>> start
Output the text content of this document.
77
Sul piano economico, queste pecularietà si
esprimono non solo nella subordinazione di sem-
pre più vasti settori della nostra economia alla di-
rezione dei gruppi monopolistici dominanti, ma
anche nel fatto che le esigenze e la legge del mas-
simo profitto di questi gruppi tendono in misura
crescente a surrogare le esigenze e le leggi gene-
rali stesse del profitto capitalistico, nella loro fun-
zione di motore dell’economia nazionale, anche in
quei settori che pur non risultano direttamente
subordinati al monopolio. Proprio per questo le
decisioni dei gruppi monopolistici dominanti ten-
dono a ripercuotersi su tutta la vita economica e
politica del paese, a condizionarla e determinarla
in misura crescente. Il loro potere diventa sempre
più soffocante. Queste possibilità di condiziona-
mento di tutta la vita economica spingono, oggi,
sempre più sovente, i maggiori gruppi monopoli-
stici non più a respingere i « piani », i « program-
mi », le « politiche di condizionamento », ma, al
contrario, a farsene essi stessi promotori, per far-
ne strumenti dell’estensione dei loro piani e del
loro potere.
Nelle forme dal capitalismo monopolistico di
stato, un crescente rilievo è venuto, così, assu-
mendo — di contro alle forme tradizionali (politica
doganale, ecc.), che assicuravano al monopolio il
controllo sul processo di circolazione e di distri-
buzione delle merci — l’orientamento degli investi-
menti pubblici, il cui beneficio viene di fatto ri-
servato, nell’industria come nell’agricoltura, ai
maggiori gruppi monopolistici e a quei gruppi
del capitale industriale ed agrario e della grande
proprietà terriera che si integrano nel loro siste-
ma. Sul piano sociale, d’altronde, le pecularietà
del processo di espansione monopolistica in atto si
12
>> end
**Objective:**
Word for word, extract all the records.

**Written response:**
Output the text content of this document.
77
Sul piano economico, queste pecularietà si
esprimono non solo nella subordinazione di sem-
pre più vasti settori della nostra economia alla di-
rezione dei gruppi monopolistici dominanti, ma
anche nel fatto che le esigenze e la legge del mas-
simo profitto di questi gruppi tendono in misura
crescente a surrogare le esigenze e le leggi gene-
rali stesse del profitto capitalistico, nella loro fun-
zione di motore dell’economia nazionale, anche in
quei settori che pur non risultano direttamente
subordinati al monopolio. Proprio per questo le
decisioni dei gruppi monopolistici dominanti ten-
dono a ripercuotersi su tutta la vita economica e
politica del paese, a condizionarla e determinarla
in misura crescente. Il loro potere diventa sempre
più soffocante. Queste possibilità di condiziona-
mento di tutta la vita economica spingono, oggi,
sempre più sovente, i maggiori gruppi monopoli-
stici non più a respingere i « piani », i « program-
mi », le « politiche di condizionamento », ma, al
contrario, a farsene essi stessi promotori, per far-
ne strumenti dell’estensione dei loro piani e del
loro potere.
Nelle forme dal capitalismo monopolistico di
stato, un crescente rilievo è venuto, così, assu-
mendo — di contro alle forme tradizionali (politica
doganale, ecc.), che assicuravano al monopolio il
controllo sul processo di circolazione e di distri-
buzione delle merci — l’orientamento degli investi-
menti pubblici, il cui beneficio viene di fatto ri-
servato, nell’industria come nell’agricoltura, ai
maggiori gruppi monopolistici e a quei gruppi
del capitale industriale ed agrario e della grande
proprietà terriera che si integrano nel loro siste-
ma. Sul piano sociale, d’altronde, le pecularietà
del processo di espansione monopolistica in atto si
12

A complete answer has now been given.